What you need to do =
- a) Decide whether each statement agrees with the SVG Working Group reply, answering yes or no and quoting the deciding words: (i) A reference was changed to point to chapter 10 of the CSS spec. (ii) The 'width' and 'height' attributes on the root 'svg' element take precedence over specified CSS properties for width and height. (iii) The recipient is asked to respond within one month if the changes do not address his concerns.
- b) List every change to the specification that the SVG Working Group reply reports.
- c) Extend the SVG Working Group reply, picking up right after its final line.

Page text =
**********

Re: [SVGT 1.2] Question on sizing of the outermost <svg>

Boris,
This is the official response from the SVG Working Group. We have
modified the specification to address your comments. In particular:

* The reference has been changed to chapter 10 of the CSS spec
* The spec has been clarified to make sure that it is clear that
specified CSS properties for width and height take precedence over
'width' and 'height' attributes on the root 'svg' element
* The spec has been clarified to say that CSS properties for width and
height also apply to inline embedded SVG content within a parent
document which is styled by CSS.

Please reply to this mail within two weeks if these changes do not
address your concerns.

Thanks

SVG WG

At 01:15 PM 5/9/2005, Boris Zbarsky wrote:

>I have a question about the sizing of outermost <svg> elements.

**********

Given data =

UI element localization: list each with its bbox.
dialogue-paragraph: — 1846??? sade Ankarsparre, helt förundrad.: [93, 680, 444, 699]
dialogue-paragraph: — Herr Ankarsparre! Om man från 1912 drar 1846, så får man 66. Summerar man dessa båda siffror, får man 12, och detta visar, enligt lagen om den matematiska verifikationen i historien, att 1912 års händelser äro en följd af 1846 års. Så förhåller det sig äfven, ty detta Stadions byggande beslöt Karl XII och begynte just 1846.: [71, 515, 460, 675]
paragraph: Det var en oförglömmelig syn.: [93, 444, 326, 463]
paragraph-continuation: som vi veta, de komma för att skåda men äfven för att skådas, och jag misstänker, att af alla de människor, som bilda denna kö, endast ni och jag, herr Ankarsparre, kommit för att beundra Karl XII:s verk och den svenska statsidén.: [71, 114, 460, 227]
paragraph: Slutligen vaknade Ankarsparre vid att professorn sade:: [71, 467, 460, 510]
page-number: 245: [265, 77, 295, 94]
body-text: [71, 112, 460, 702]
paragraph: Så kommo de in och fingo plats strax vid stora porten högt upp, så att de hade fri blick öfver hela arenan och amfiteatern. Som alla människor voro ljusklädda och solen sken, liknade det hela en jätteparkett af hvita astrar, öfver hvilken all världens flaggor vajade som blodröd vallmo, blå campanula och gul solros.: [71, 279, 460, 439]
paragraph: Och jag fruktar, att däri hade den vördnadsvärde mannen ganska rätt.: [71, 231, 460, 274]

**********

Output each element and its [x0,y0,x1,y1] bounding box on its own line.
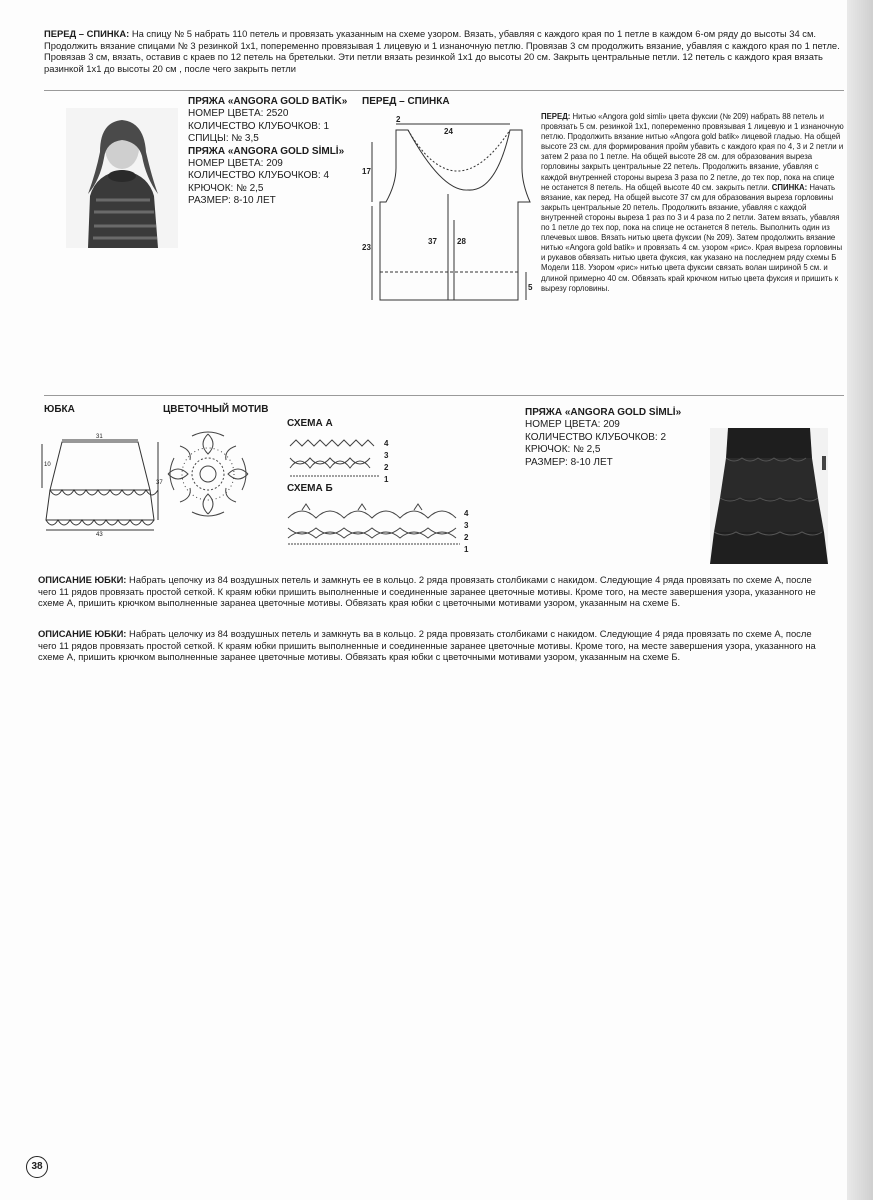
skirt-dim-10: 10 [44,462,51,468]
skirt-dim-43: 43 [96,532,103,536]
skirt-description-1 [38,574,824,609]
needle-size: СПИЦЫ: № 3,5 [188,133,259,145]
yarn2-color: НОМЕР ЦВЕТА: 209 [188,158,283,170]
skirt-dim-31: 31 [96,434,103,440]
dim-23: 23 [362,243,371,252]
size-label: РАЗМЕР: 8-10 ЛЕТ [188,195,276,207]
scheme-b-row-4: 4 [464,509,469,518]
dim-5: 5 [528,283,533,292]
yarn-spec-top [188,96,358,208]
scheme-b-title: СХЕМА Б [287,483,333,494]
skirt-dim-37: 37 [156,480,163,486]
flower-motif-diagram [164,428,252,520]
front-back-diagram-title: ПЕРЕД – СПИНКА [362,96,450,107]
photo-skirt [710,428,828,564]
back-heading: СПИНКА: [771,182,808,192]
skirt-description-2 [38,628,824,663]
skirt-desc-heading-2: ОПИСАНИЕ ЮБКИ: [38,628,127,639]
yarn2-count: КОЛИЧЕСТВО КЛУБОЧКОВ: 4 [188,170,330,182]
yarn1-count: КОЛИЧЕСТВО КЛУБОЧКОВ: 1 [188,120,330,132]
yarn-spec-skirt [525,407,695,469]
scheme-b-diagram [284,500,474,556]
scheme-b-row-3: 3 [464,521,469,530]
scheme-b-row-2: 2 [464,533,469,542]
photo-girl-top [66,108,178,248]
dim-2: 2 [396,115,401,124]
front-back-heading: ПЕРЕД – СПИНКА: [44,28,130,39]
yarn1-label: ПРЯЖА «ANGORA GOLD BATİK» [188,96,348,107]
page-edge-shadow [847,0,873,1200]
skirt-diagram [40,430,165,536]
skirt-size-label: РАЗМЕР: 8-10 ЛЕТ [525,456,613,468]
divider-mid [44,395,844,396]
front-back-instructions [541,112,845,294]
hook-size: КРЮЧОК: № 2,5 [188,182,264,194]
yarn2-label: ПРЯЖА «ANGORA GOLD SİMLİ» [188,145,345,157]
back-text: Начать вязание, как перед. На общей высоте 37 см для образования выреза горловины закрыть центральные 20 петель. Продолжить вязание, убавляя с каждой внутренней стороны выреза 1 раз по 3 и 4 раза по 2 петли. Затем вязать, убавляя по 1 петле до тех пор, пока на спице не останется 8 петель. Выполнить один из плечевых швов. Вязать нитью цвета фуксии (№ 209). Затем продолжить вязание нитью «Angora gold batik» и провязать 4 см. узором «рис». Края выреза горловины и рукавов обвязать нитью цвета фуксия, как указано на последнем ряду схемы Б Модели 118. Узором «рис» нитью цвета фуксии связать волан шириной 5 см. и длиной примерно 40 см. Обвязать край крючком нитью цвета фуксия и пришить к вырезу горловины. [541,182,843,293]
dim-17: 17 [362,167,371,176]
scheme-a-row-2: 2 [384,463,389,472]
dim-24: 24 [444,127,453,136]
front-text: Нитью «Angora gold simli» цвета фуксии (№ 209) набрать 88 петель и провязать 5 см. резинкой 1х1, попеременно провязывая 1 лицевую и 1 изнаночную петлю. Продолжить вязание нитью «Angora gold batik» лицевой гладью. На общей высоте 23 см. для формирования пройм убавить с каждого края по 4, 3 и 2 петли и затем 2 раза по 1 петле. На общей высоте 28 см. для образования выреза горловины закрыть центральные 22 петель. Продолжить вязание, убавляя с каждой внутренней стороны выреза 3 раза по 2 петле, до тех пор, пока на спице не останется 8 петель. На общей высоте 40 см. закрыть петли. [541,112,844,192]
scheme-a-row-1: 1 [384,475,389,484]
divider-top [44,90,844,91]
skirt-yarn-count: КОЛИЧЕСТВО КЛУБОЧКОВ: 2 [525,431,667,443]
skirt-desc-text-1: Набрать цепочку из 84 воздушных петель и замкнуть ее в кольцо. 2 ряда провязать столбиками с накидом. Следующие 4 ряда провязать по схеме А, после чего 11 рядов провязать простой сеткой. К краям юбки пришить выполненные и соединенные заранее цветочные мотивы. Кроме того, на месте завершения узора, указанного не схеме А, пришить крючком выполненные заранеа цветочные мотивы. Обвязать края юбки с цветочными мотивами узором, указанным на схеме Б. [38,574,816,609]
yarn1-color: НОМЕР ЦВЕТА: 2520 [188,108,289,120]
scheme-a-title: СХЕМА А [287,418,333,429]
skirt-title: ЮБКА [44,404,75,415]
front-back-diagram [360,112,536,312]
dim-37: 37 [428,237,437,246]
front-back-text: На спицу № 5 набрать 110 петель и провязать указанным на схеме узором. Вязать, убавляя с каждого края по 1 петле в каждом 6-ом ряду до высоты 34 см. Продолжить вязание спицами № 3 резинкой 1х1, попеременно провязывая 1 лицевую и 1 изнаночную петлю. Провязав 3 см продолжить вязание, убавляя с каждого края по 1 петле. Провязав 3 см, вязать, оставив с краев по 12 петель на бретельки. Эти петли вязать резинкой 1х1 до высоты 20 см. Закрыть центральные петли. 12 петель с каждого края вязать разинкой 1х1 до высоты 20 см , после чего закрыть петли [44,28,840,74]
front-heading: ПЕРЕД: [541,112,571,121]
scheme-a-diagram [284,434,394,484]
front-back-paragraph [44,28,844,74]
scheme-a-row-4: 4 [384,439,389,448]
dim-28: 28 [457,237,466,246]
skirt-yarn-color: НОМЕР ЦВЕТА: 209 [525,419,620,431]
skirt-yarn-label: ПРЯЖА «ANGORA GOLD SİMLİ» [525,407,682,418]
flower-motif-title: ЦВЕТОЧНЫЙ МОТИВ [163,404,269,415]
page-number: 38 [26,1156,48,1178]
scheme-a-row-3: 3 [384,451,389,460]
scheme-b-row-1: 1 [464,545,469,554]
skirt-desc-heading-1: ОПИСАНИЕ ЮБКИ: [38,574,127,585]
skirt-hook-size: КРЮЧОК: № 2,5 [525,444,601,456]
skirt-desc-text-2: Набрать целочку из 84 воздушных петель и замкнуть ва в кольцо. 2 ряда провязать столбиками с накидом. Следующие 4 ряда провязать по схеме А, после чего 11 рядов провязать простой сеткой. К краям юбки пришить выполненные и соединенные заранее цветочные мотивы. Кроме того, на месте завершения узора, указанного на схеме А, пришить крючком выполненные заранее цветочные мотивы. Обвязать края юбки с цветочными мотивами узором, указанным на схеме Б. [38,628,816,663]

**********

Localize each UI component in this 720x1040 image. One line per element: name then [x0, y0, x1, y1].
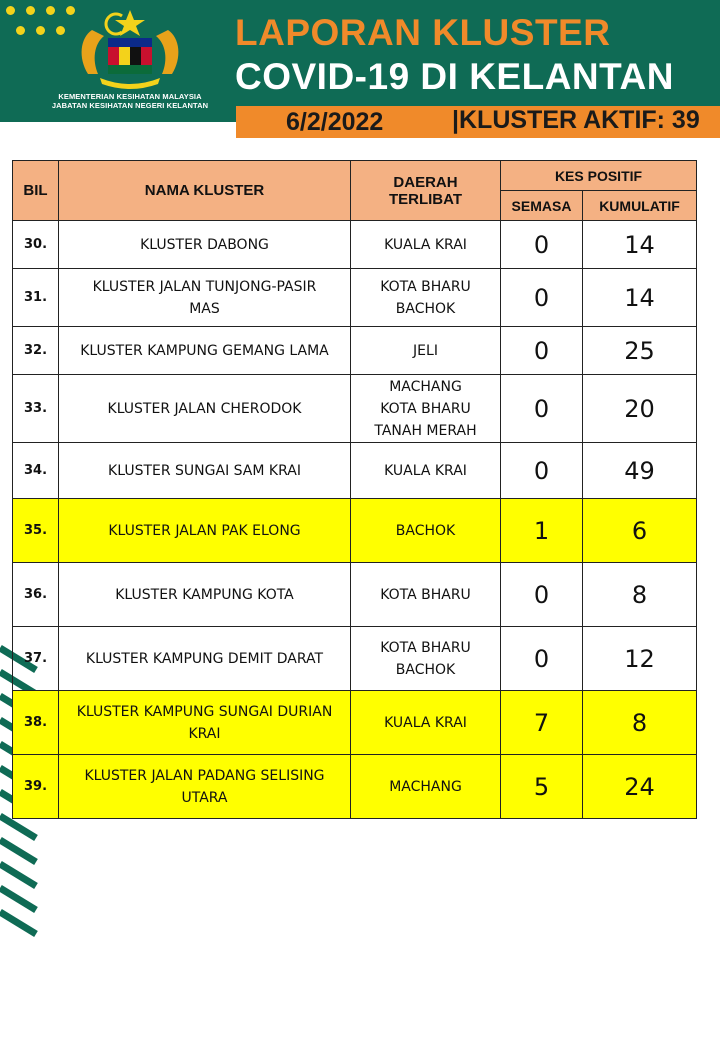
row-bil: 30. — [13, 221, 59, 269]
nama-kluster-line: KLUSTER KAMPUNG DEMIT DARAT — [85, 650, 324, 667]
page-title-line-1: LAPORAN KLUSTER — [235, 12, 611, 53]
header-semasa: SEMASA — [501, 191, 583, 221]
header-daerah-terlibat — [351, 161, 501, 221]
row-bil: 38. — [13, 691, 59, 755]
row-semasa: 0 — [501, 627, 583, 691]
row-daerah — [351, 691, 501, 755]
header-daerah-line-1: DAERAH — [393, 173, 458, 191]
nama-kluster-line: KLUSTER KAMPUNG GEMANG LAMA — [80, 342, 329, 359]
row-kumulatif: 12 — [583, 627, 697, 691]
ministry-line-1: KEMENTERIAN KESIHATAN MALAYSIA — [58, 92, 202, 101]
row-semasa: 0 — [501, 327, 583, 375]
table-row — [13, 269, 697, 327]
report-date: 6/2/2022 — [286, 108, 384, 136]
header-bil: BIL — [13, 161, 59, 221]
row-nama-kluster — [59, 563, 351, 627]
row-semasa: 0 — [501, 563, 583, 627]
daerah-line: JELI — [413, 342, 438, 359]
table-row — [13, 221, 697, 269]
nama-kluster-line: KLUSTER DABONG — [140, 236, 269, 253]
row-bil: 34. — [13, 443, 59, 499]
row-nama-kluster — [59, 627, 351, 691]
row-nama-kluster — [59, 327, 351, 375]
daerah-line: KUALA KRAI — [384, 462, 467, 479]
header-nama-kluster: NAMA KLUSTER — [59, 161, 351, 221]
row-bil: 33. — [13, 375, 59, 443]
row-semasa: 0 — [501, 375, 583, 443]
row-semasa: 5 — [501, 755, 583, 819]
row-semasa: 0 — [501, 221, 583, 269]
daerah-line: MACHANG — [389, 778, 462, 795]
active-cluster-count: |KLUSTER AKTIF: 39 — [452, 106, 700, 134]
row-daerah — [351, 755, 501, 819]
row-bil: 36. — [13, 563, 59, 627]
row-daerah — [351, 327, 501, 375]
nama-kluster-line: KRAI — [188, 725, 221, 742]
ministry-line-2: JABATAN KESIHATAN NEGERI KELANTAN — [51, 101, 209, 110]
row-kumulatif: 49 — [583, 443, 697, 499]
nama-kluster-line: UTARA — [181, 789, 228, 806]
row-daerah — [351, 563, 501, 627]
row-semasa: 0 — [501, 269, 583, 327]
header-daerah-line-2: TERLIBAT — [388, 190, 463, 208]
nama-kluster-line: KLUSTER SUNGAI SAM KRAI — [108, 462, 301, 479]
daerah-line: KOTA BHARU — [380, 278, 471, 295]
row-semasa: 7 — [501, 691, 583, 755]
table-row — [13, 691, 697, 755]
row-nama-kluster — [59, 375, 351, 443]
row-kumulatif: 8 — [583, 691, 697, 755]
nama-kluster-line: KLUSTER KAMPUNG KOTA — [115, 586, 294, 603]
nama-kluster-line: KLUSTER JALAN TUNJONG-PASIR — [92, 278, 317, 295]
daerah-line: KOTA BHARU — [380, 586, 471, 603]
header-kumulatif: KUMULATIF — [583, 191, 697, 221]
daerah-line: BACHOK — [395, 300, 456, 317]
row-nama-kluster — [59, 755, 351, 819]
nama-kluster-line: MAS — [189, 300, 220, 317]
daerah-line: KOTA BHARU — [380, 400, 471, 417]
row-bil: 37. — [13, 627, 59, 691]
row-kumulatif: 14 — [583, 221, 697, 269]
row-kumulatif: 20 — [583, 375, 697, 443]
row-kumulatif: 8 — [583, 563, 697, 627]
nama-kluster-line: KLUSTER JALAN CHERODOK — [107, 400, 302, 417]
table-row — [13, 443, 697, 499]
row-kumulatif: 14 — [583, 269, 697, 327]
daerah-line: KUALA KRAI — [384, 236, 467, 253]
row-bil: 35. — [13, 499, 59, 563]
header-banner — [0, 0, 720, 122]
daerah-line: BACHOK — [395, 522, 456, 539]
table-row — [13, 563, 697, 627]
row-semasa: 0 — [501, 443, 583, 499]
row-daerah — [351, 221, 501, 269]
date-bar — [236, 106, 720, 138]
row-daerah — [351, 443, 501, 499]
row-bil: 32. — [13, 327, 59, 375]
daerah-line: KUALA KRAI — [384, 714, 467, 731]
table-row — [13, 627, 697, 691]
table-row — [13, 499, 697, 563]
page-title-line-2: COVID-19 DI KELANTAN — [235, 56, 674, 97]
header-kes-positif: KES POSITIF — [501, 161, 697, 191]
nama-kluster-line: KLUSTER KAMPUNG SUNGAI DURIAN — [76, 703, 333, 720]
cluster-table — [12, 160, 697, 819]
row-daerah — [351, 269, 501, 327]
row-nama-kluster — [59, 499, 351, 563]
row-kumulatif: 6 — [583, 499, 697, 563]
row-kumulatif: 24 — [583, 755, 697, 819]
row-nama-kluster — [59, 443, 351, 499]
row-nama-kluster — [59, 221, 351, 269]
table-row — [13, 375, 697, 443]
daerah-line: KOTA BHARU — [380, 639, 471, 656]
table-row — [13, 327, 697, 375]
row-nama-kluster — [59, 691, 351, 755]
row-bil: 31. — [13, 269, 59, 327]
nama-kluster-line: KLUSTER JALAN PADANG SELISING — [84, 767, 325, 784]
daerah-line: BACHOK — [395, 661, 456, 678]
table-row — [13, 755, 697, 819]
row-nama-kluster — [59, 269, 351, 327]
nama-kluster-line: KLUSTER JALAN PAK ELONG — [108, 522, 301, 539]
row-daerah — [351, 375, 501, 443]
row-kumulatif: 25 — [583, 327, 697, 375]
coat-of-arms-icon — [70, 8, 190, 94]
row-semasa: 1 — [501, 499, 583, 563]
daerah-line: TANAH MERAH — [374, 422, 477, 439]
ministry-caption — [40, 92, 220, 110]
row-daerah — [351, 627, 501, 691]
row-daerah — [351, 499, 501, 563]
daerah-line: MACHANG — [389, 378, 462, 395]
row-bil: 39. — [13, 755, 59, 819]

**********

Answers for the exercise =
- a)
(i) Yes: "The reference has been changed to chapter 10 of the CSS spec"
(ii) No: "specified CSS properties for width and height take precedence over 'width' and 'height' attributes on the root 'svg' element"
(iii) No: "Please reply to this mail within two weeks if these changes do not address your concerns."

- b)
- The reference has been changed to chapter 10 of the CSS spec.
- The spec has been clarified to make sure that it is clear that specified CSS properties for width and height take precedence over 'width' and 'height' attributes on the root 'svg' element.
- The spec has been clarified to say that CSS properties for width and height also apply to inline embedded SVG content within a parent document which is styled by CSS.

- c)
>
>In section 7.2 [1], the specification says:
>
>   The width attribute on the 'svg' element establishes the viewport's
>   width, unless the following conditions are met:
>
>     * the SVG content is a separately stored resource that is embedded
>       by reference (such as the 'object' element in [XHTML]), or the
>       SVG content is embedded inline within a containing document;
>     * and the referencing element or containing document is styled
>       using CSS [CSS2] or XSL [XSL];
>     * and there are CSS-compatible positioning properties [ CSS2-POSN]
>       specified on the referencing element (e.g., the 'object'
element)
>       or on the containing document's 'svg' element that are
sufficient
>       to establish the width of the viewport.
>
>Here "[CSS2-POSN]" is a link to the Visual Formatting Model chapter 
>(chapter 9) of CSS2.  Unfortunately, the "width" property in CSS2 is in

>the "Visual formatting model details" chapter (chapter 10).

Boris,
Thanks for pointing this out. This incorrect reference has been in the
SVG 
spec forever. The guy who edited the SVG 1.0 spec screwed up. (Guess who

that was.) I believe the correct reference should be to chapter 10, as
you 
say: http://www.w3.org/TR/REC-CSS2/visudet.html.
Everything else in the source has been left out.